### Bagian Teks
++++++

Logo Bloomberg Technoz

Komnas Haji Desak Kaji Ulang Pukul Rata Antrean 26 Tahun

Merinda Faradianti
29 October 2025 13:40

Ilustrasi Jemaah Haji (Envato)
Ilustrasi Jemaah Haji (Envato)

Bloomberg Technoz, JakartaKementerian Haji memaparkan perombakan terhadap kuota haji provinsi dengan masa tunggu dipukul rata menjadi 26 tahun. Perombakan itu sekaligus mengubah alokasi kuota haji masing-masing provinsi

Ketua Komnas Haji dan Umrah, Mustolih Siradj, mengatakan bahwa estimasi waktu tunggu jamaah haji reguler menjadi 26 tahun perlu dikaji secara hati-hati dan mendalam. Pasalnya, kebijakan ini tidak selamanya menguntungkan calon jemaah haji. 

"Terobosan ini perlu dikaji ulang dan di simulasikan terlebih dahulu sebelum ini menjadi kebijakan konkret," kata Mustolih pada Bloomberg Technoz, Rabu (29/10/2025).


"Karena ini juga bisa berdampak kepada jamaah haji yang seharusnya berangkat lebih cepat, kemudian malah dengan kebijakan ini malah lebih lama," tambahnya.

Ia mengamini pernyataan Wakil Menteri Haji dan Umrah, Dahnil Anzar Simanjuntak yang menyebut kebijakan pemerataan masa tunggu haji menjadi 26 tahun hanya akan berdampak pada 10 provinsi yang masa tunggunya berkurang, dari 33 provinsi di Indonesia.

++++++

### Informasi yang Ditampilkan
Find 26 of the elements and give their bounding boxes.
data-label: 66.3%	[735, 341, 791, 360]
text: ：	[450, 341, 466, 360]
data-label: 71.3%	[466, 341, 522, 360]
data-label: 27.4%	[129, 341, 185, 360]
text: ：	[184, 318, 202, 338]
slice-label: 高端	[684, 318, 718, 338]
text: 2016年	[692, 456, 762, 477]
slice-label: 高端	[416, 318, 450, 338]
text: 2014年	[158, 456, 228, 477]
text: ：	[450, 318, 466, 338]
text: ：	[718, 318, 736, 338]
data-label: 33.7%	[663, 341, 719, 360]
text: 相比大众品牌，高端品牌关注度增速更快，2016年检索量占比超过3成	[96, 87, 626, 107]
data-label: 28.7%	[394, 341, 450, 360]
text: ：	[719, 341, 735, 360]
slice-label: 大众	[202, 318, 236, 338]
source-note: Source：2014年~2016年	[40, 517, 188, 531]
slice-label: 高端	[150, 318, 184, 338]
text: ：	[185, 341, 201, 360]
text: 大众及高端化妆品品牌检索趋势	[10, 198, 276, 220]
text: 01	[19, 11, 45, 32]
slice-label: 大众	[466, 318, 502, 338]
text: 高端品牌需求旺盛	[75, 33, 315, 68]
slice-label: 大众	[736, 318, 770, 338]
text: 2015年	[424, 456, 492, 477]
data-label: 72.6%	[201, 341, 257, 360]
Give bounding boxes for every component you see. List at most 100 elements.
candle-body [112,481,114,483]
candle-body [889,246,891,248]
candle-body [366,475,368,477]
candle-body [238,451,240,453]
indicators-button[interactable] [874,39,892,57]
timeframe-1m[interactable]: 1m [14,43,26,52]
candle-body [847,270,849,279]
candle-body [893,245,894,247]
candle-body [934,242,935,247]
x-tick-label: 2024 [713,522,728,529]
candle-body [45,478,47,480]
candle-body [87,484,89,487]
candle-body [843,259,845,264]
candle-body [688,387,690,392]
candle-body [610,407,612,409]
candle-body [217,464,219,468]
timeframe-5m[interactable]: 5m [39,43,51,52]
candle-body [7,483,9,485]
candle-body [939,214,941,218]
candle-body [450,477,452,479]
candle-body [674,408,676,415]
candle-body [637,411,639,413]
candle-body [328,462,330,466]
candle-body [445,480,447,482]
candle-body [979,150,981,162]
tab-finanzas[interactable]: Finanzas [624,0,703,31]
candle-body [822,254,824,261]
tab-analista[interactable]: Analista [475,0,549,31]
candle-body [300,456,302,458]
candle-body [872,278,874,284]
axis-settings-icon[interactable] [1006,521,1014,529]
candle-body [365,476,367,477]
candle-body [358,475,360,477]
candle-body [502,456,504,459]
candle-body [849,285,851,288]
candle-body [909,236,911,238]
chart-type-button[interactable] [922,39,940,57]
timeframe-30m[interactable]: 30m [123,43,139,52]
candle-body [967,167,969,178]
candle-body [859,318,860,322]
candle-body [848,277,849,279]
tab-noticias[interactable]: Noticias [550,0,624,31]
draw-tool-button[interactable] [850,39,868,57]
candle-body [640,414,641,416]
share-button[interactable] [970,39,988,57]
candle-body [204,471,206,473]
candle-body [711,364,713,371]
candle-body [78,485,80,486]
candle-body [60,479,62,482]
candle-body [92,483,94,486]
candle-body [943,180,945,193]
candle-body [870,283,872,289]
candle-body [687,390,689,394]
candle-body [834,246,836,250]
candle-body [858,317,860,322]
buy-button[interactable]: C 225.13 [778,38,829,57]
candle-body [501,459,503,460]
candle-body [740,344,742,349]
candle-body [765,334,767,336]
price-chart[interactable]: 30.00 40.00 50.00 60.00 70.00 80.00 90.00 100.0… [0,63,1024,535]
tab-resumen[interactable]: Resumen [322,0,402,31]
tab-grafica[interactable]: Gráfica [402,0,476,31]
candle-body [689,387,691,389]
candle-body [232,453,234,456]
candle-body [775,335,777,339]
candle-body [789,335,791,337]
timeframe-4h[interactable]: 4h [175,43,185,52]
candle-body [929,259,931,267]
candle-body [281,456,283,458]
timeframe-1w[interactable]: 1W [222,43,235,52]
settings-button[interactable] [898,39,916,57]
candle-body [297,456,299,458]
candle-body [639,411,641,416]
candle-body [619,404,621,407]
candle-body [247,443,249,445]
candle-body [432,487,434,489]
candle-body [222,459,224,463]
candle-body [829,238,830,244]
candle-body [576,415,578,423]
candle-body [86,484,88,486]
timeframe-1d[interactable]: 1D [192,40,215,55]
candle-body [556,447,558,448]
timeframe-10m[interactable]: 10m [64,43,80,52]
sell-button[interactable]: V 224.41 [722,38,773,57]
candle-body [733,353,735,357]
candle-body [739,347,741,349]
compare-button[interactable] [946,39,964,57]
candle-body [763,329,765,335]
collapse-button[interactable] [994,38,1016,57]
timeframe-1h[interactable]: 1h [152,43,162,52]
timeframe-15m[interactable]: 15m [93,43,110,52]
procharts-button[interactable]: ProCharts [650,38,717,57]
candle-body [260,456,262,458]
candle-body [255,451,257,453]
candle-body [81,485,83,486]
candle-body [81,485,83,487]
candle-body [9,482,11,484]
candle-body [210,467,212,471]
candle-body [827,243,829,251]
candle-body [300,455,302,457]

++++++

### Tugas
Cetak tanpa perubahan bagian dari berita tentang antrean haji, mulai dari "Ia mengamini pernyataan" sampai dengan "provinsi di Indonesia.".

### Jawaban Tertulis
Ia mengamini pernyataan Wakil Menteri Haji dan Umrah, Dahnil Anzar Simanjuntak yang menyebut kebijakan pemerataan masa tunggu haji menjadi 26 tahun hanya akan berdampak pada 10 provinsi yang masa tunggunya berkurang, dari 33 provinsi di Indonesia.